# To be done
Using the data beneath, show every line that includes the word "title".

# Dataset extract
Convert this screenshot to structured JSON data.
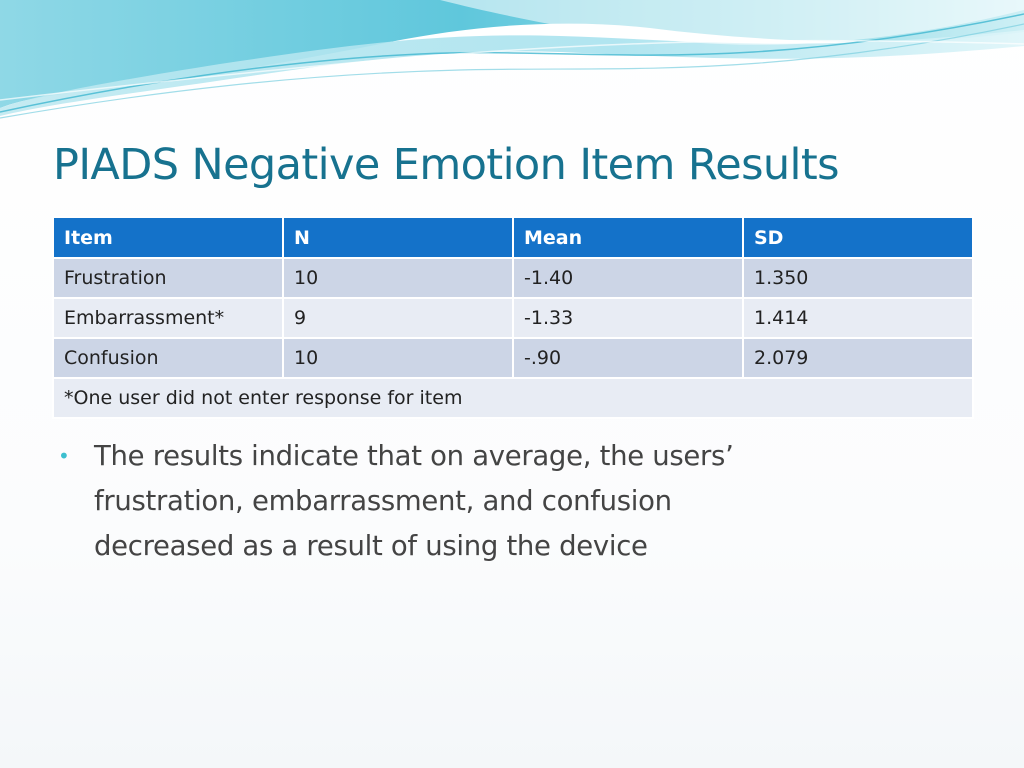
{
  "slide": {
    "title": "PIADS Negative Emotion Item Results",
    "table": {
      "headers": [
        "Item",
        "N",
        "Mean",
        "SD"
      ],
      "rows": [
        [
          "Frustration",
          "10",
          "-1.40",
          "1.350"
        ],
        [
          "Embarrassment*",
          "9",
          "-1.33",
          "1.414"
        ],
        [
          "Confusion",
          "10",
          "-.90",
          "2.079"
        ]
      ],
      "footnote": "*One user did not enter response for item"
    },
    "bullets": [
      "The results indicate that on average, the users’ frustration, embarrassment, and confusion decreased as a result of using the device"
    ],
    "colors": {
      "title": "#17728f",
      "header_bg": "#1472c9",
      "row_dark": "#ccd5e6",
      "row_light": "#e8ecf4",
      "bullet": "#3dbfcf",
      "wave_accent": "#5fc7dc"
    },
    "icons": [
      "bullet-dot-icon",
      "wave-decoration"
    ]
  }
}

# Written response
    "title": "PIADS Negative Emotion Item Results",
      "title": "#17728f",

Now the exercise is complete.